**Exercise instructions**
Copy out the lines from the one containing "- clock[interactable]: 12:18" through the one containing "- code-brackets-illustration: [960, 258, 1568, 800]", both included, without changing anything.

[Dataset records]
◇ ◇ ◇ ◇ ◇ ◇ ◇

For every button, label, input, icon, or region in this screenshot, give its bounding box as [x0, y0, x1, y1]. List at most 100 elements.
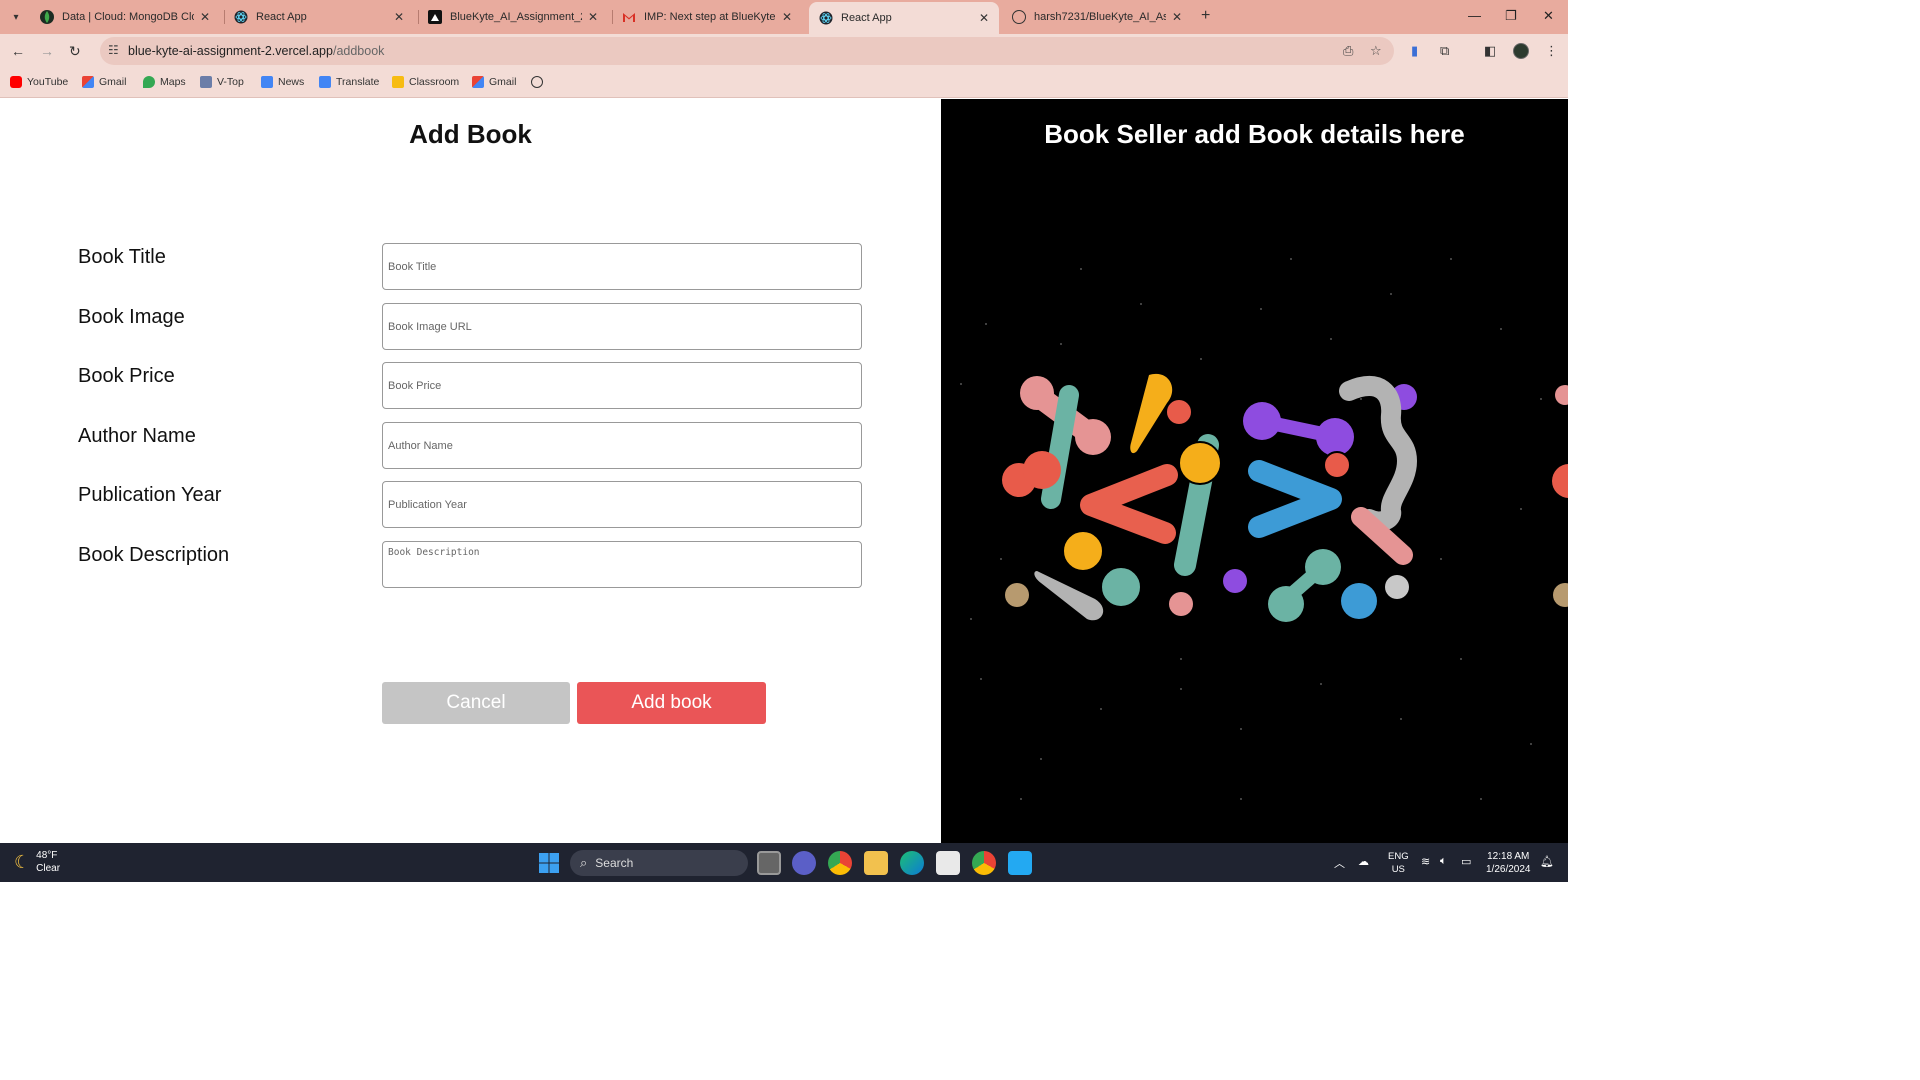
- clock[interactable]: 12:18 AM 1/26/2024: [1486, 850, 1531, 876]
- tab-backend-vercel[interactable]: BlueKyte_AI_Assignment_2_Backend ✕: [418, 4, 608, 30]
- forward-icon[interactable]: →: [40, 43, 54, 59]
- red-dot-shape: [1165, 398, 1193, 426]
- url-text[interactable]: blue-kyte-ai-assignment-2.vercel.app/add…: [128, 44, 384, 58]
- code-brackets-illustration: [960, 258, 1568, 800]
- profile-avatar[interactable]: [1513, 43, 1529, 59]
- publication-year-input[interactable]: [382, 481, 862, 528]
- bookmark-classroom[interactable]: Classroom: [392, 76, 459, 88]
- author-name-input[interactable]: [382, 422, 862, 469]
- close-icon[interactable]: ✕: [1172, 10, 1182, 24]
- page-title: Add Book: [409, 119, 532, 149]
- book-title-input[interactable]: [382, 243, 862, 290]
- restore-button[interactable]: ❐: [1505, 8, 1517, 24]
- chrome-icon[interactable]: [828, 851, 852, 875]
- greater-than-bracket-shape: [1248, 460, 1342, 538]
- tab-gmail[interactable]: IMP: Next step at BlueKyte AI - ✕: [612, 4, 802, 30]
- lang-code: ENG: [1388, 851, 1409, 862]
- minimize-button[interactable]: —: [1468, 8, 1481, 23]
- bookmark-label: Classroom: [409, 76, 460, 88]
- tab-github[interactable]: harsh7231/BlueKyte_AI_Assignment ✕: [1002, 4, 1192, 30]
- book-description-textarea[interactable]: [382, 541, 862, 588]
- yellow-circle-shape: [1178, 441, 1222, 485]
- tab-title: React App: [841, 12, 892, 24]
- window-close-button[interactable]: ✕: [1543, 8, 1554, 24]
- clock-date: 1/26/2024: [1486, 864, 1531, 875]
- publication-year-label: Publication Year: [78, 484, 222, 506]
- mongodb-icon: [40, 10, 54, 24]
- windows-taskbar: ☾ 48°F Clear ⌕ Search ︿ ☁ ENG US ≋ 🔈︎ ▭ …: [0, 843, 1568, 882]
- blue-circle-shape: [1341, 583, 1377, 619]
- volume-icon[interactable]: 🔈︎: [1440, 855, 1447, 868]
- bookmark-gmail-2[interactable]: Gmail: [472, 76, 516, 88]
- bookmark-label: Gmail: [99, 76, 127, 88]
- book-image-label: Book Image: [78, 306, 185, 328]
- file-explorer-icon[interactable]: [864, 851, 888, 875]
- tab-search-button[interactable]: ▾: [6, 7, 26, 27]
- search-icon: ⌕: [580, 855, 588, 870]
- tab-mongodb[interactable]: Data | Cloud: MongoDB Cloud ✕: [30, 4, 220, 30]
- pink-dot-shape: [1169, 592, 1193, 616]
- onedrive-cloud-icon[interactable]: ☁: [1358, 855, 1369, 868]
- close-icon[interactable]: ✕: [979, 11, 989, 25]
- book-price-label: Book Price: [78, 365, 175, 387]
- reload-icon[interactable]: ↻: [69, 43, 81, 60]
- chrome-active-icon[interactable]: [972, 851, 996, 875]
- gmail-icon: [82, 76, 94, 88]
- close-icon[interactable]: ✕: [394, 10, 404, 24]
- wifi-icon[interactable]: ≋: [1421, 855, 1430, 868]
- teal-bone-shape: [1268, 549, 1341, 622]
- tab-react-app[interactable]: React App ✕: [224, 4, 414, 30]
- extension-icon[interactable]: ▮: [1411, 43, 1418, 59]
- bookmark-globe[interactable]: [531, 76, 548, 88]
- extensions-puzzle-icon[interactable]: ⧉: [1440, 43, 1449, 59]
- classroom-icon: [392, 76, 404, 88]
- close-icon[interactable]: ✕: [782, 10, 792, 24]
- menu-kebab-icon[interactable]: ⋮: [1545, 43, 1558, 59]
- bookmark-translate[interactable]: Translate: [319, 76, 379, 88]
- bookmark-youtube[interactable]: YouTube: [10, 76, 68, 88]
- close-icon[interactable]: ✕: [200, 10, 210, 24]
- taskbar-search[interactable]: ⌕ Search: [570, 850, 748, 876]
- edge-icon[interactable]: [900, 851, 924, 875]
- grey-dot-shape: [1385, 575, 1409, 599]
- tab-react-app-active[interactable]: React App ✕: [809, 2, 999, 34]
- windows-start-icon[interactable]: [537, 851, 561, 875]
- weather-widget[interactable]: ☾ 48°F Clear: [14, 849, 60, 875]
- bookmark-label: News: [278, 76, 305, 88]
- close-icon[interactable]: ✕: [588, 10, 598, 24]
- chevron-up-icon[interactable]: ︿: [1334, 855, 1345, 871]
- back-icon[interactable]: ←: [11, 43, 25, 59]
- react-icon: [819, 11, 833, 25]
- bookmark-star-icon[interactable]: ☆: [1370, 43, 1382, 59]
- side-panel-icon[interactable]: ◧: [1484, 43, 1496, 59]
- bookmark-gmail[interactable]: Gmail: [82, 76, 126, 88]
- install-app-icon[interactable]: ⎙: [1343, 43, 1353, 59]
- bookmark-vtop[interactable]: V-Top: [200, 76, 244, 88]
- new-tab-button[interactable]: +: [1201, 7, 1210, 25]
- store-icon[interactable]: [936, 851, 960, 875]
- site-info-icon[interactable]: ☷: [108, 43, 119, 57]
- moon-icon: ☾: [14, 851, 31, 872]
- weather-desc: Clear: [36, 863, 61, 874]
- task-view-icon[interactable]: [757, 851, 781, 875]
- tab-title: React App: [256, 11, 307, 23]
- cancel-button[interactable]: Cancel: [382, 682, 570, 724]
- address-bar[interactable]: ☷ blue-kyte-ai-assignment-2.vercel.app/a…: [100, 37, 1394, 65]
- bookmark-news[interactable]: News: [261, 76, 304, 88]
- bookmark-label: Gmail: [489, 76, 517, 88]
- browser-toolbar: ← → ↻ ☷ blue-kyte-ai-assignment-2.vercel…: [0, 34, 1568, 68]
- news-icon: [261, 76, 273, 88]
- battery-icon[interactable]: ▭: [1461, 855, 1471, 868]
- yellow-circle-shape: [1062, 530, 1104, 572]
- purple-bone-shape: [1243, 402, 1354, 456]
- language-indicator[interactable]: ENG US: [1388, 850, 1409, 876]
- bookmark-maps[interactable]: Maps: [143, 76, 186, 88]
- notification-bell-icon[interactable]: 🔔︎: [1540, 855, 1554, 868]
- grey-triangle-shape: [1034, 571, 1104, 621]
- vscode-icon[interactable]: [1008, 851, 1032, 875]
- add-book-button[interactable]: Add book: [577, 682, 766, 724]
- chat-icon[interactable]: [792, 851, 816, 875]
- book-image-url-input[interactable]: [382, 303, 862, 350]
- tan-dot-shape: [1005, 583, 1029, 607]
- book-price-input[interactable]: [382, 362, 862, 409]
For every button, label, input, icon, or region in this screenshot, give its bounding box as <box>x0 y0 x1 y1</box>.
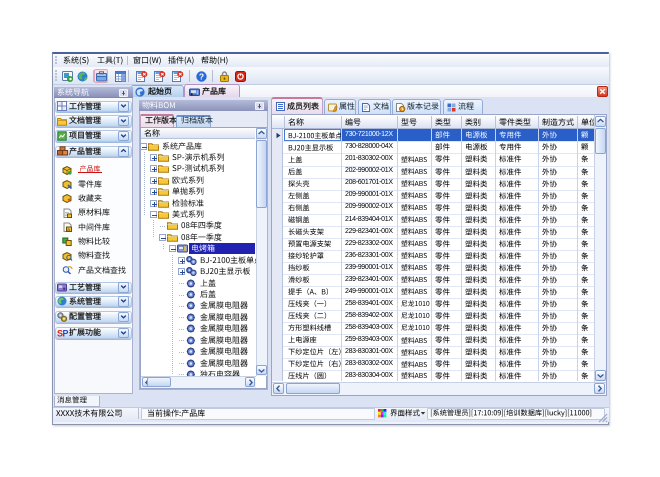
svg-text:?: ? <box>198 71 203 81</box>
svg-text:P: P <box>63 328 69 338</box>
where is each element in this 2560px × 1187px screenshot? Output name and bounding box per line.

◇ ◇ ◇ ◇ ◇ ◇ ◇

**Expected answer**
- clock[interactable]: 12:18 AM 1/26/2024: [1486, 850, 1531, 876]
- tab-backend-vercel[interactable]: BlueKyte_AI_Assignment_2_Backend ✕: [418, 4, 608, 30]
- forward-icon[interactable]: →: [40, 43, 54, 59]
- red-dot-shape: [1165, 398, 1193, 426]
- url-text[interactable]: blue-kyte-ai-assignment-2.vercel.app/add…: [128, 44, 384, 58]
- code-brackets-illustration: [960, 258, 1568, 800]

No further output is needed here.